OBJECTIVE:
Identify every line below that contains the string "Luksusfellen", and copy each of those lines in full.

TASK INPUT:
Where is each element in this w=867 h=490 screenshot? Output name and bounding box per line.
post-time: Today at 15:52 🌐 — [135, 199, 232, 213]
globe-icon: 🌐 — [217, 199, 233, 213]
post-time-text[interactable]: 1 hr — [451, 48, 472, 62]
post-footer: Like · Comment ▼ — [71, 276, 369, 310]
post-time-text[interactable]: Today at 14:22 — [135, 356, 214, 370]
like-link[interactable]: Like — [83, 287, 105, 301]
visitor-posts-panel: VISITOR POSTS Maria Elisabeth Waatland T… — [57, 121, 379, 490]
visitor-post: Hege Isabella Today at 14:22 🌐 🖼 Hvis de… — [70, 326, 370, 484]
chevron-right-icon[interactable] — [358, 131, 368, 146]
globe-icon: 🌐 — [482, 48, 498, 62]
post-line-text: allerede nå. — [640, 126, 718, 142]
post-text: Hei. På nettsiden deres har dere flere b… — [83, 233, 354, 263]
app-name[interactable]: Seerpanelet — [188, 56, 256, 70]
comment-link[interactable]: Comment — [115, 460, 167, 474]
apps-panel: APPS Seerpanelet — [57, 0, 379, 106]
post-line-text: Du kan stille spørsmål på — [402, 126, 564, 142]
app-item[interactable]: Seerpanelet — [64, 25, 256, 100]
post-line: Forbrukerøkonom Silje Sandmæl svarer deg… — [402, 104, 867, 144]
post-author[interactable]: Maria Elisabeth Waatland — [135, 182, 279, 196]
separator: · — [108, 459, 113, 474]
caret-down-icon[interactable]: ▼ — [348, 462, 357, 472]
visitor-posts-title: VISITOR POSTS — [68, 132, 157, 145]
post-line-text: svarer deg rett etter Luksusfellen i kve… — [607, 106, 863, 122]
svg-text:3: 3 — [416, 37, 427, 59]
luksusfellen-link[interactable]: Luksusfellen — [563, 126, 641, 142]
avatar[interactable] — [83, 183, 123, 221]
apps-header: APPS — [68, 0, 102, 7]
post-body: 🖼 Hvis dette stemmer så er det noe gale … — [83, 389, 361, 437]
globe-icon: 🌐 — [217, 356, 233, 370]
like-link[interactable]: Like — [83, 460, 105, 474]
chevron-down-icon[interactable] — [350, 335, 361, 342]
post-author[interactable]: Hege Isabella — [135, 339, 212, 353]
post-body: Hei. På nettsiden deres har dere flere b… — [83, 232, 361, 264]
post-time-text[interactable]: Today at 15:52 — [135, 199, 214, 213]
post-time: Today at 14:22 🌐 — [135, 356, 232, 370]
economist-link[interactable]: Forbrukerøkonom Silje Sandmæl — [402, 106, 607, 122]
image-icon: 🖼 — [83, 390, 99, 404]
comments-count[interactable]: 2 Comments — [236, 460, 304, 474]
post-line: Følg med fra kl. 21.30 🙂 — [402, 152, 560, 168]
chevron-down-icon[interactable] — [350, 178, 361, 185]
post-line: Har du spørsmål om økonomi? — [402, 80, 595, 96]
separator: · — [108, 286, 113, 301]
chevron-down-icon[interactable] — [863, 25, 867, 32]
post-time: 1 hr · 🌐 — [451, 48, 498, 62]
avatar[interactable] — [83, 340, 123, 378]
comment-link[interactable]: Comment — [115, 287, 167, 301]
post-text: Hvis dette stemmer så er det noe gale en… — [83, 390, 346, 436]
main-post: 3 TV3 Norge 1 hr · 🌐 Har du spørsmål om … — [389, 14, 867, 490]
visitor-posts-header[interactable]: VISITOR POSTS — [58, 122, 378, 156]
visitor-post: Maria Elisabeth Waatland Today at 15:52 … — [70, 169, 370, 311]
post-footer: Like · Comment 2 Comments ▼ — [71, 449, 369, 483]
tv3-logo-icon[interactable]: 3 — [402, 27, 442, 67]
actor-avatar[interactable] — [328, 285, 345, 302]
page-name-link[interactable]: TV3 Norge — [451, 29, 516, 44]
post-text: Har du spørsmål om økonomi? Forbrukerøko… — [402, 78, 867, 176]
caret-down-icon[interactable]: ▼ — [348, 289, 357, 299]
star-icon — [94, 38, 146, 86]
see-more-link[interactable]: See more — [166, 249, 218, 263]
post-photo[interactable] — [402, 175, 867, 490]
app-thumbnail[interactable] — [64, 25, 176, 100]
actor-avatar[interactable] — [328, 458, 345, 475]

RESULT FOR THIS TASK:
post-line-text: svarer deg rett etter Luksusfellen i kve… — [607, 106, 863, 122]
luksusfellen-link[interactable]: Luksusfellen — [563, 126, 641, 142]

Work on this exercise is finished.